**** Provided material

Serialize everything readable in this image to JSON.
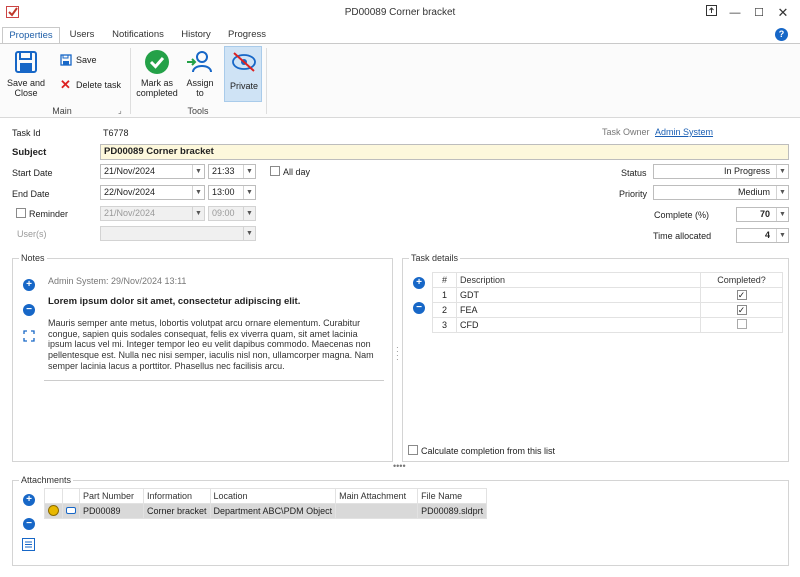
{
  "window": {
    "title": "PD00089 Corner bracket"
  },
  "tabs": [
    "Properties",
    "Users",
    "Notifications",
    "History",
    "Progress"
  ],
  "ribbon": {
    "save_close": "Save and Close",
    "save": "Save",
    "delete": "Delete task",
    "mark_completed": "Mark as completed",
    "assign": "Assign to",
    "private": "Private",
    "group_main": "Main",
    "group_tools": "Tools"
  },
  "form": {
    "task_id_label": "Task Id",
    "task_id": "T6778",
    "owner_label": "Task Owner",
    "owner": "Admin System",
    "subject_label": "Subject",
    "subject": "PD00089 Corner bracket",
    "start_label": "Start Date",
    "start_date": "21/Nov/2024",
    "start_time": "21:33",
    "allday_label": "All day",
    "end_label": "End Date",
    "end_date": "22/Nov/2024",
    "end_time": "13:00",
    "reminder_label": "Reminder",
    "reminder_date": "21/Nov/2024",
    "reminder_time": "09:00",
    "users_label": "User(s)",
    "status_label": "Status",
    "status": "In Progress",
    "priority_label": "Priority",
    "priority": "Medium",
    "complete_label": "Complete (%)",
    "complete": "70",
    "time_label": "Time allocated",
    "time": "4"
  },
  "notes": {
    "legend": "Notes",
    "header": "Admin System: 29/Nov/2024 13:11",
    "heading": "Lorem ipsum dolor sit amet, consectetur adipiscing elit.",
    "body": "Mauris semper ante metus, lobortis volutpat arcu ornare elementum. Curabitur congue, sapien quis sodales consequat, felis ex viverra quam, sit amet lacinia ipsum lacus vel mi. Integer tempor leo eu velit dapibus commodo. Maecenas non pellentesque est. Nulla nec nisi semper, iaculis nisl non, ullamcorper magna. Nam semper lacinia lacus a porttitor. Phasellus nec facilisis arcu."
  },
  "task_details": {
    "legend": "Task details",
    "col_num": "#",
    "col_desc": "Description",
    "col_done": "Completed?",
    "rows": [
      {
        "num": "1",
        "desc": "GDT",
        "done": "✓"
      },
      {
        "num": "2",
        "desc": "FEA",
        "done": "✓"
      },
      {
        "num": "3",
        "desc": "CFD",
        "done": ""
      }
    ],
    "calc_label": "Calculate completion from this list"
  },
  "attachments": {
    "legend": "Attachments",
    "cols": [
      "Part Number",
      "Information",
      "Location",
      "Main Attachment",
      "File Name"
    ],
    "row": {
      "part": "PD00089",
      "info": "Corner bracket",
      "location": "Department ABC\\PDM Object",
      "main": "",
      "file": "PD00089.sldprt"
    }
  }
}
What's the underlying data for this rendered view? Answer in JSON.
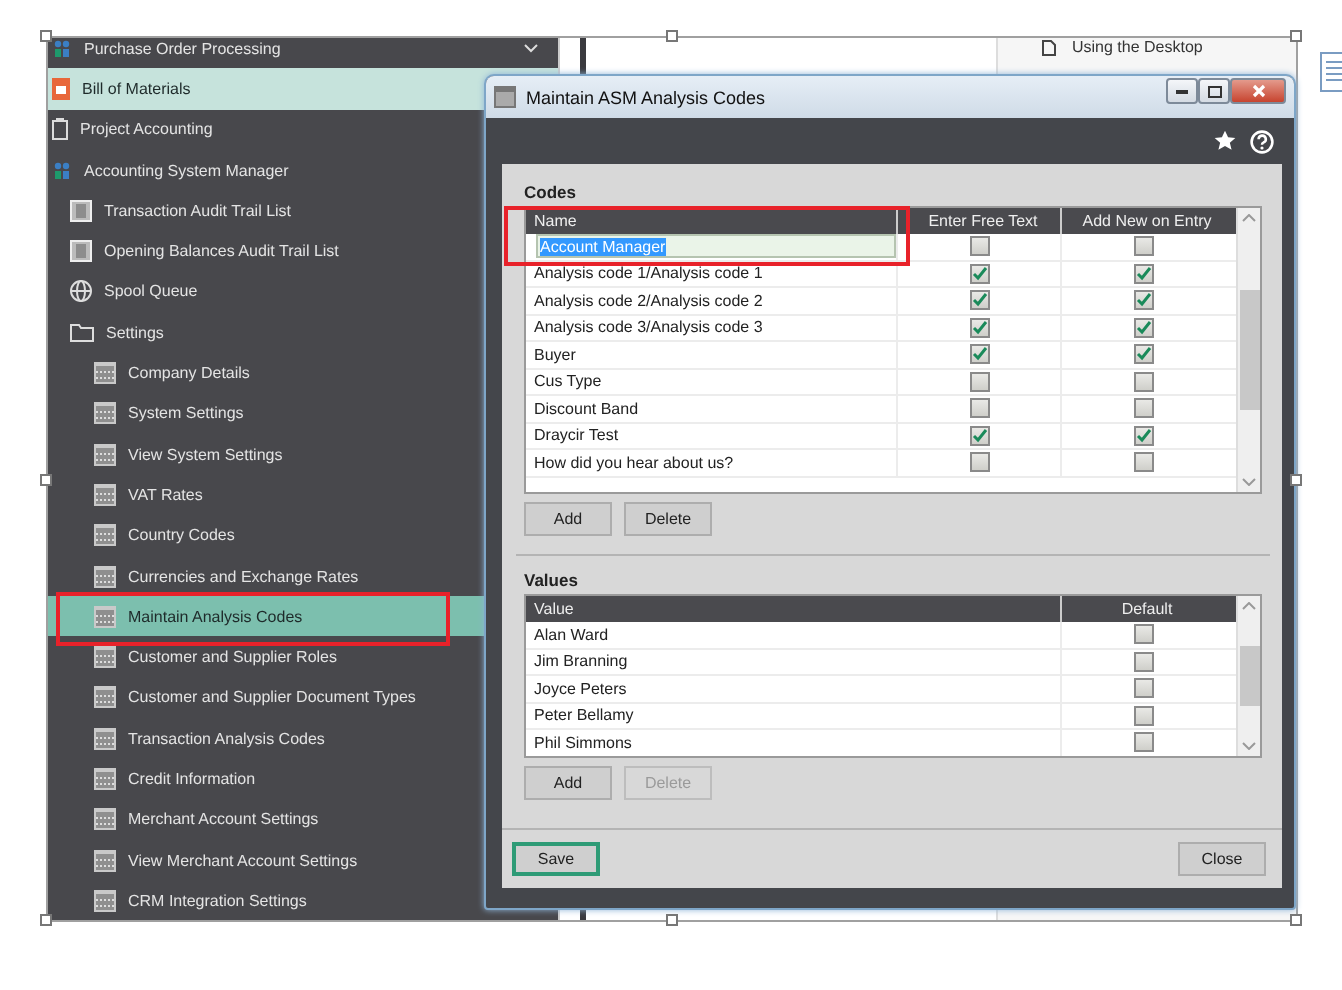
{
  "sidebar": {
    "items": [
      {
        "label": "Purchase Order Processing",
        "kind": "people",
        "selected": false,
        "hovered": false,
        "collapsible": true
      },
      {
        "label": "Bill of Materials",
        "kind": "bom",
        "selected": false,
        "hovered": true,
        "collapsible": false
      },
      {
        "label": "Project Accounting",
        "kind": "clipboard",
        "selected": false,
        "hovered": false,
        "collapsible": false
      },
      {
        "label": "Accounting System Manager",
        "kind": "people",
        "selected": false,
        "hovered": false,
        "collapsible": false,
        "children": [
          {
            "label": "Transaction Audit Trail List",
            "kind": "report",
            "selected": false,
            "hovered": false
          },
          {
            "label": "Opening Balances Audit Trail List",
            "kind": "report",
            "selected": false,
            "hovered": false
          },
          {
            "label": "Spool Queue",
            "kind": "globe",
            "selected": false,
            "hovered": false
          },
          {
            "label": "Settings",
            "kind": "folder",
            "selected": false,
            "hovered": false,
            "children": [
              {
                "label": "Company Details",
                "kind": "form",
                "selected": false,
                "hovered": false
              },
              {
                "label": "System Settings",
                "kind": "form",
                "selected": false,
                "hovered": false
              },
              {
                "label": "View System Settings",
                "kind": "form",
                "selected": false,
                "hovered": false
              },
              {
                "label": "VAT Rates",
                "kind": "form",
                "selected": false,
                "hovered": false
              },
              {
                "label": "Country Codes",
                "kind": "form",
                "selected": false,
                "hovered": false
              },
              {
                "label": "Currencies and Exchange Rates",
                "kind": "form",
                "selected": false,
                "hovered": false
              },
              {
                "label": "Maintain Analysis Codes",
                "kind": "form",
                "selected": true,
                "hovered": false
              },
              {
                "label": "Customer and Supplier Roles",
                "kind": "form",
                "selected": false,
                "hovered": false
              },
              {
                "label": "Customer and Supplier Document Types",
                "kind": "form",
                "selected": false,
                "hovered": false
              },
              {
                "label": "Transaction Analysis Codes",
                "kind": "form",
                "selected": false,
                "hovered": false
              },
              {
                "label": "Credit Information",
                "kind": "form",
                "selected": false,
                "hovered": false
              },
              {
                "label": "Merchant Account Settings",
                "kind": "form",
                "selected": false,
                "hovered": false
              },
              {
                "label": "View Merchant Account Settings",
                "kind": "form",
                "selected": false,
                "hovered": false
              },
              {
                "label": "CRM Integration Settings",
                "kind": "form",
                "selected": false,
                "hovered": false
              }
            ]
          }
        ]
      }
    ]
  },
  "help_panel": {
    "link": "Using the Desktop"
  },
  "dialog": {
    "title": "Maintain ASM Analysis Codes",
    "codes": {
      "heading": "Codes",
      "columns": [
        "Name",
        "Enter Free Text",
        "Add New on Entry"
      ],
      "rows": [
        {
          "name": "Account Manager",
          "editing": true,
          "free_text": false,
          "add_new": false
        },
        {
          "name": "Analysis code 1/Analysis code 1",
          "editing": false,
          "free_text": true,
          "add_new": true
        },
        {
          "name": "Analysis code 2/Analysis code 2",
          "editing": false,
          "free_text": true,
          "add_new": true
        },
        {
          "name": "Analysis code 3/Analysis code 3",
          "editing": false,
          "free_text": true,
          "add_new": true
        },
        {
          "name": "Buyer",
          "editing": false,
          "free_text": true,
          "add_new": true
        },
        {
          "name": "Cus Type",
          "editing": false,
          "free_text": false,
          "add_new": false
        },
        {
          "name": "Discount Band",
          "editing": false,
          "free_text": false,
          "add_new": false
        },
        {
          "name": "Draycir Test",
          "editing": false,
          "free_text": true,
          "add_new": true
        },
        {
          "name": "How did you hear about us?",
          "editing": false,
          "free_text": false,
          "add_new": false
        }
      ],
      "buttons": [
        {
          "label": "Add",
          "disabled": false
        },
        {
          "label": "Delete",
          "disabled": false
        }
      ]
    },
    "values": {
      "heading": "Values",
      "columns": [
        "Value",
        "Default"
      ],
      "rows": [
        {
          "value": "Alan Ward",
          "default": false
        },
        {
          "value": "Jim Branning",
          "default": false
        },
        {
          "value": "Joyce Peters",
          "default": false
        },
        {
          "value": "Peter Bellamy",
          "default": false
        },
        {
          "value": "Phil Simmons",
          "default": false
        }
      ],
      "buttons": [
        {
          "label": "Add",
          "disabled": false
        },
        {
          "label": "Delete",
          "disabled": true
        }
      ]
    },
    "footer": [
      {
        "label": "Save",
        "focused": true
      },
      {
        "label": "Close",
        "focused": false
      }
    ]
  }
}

********

From the entries above, copy every line where the word "Manager" shows up.

### Exercise response
        "label": "Accounting System Manager",
          "name": "Account Manager",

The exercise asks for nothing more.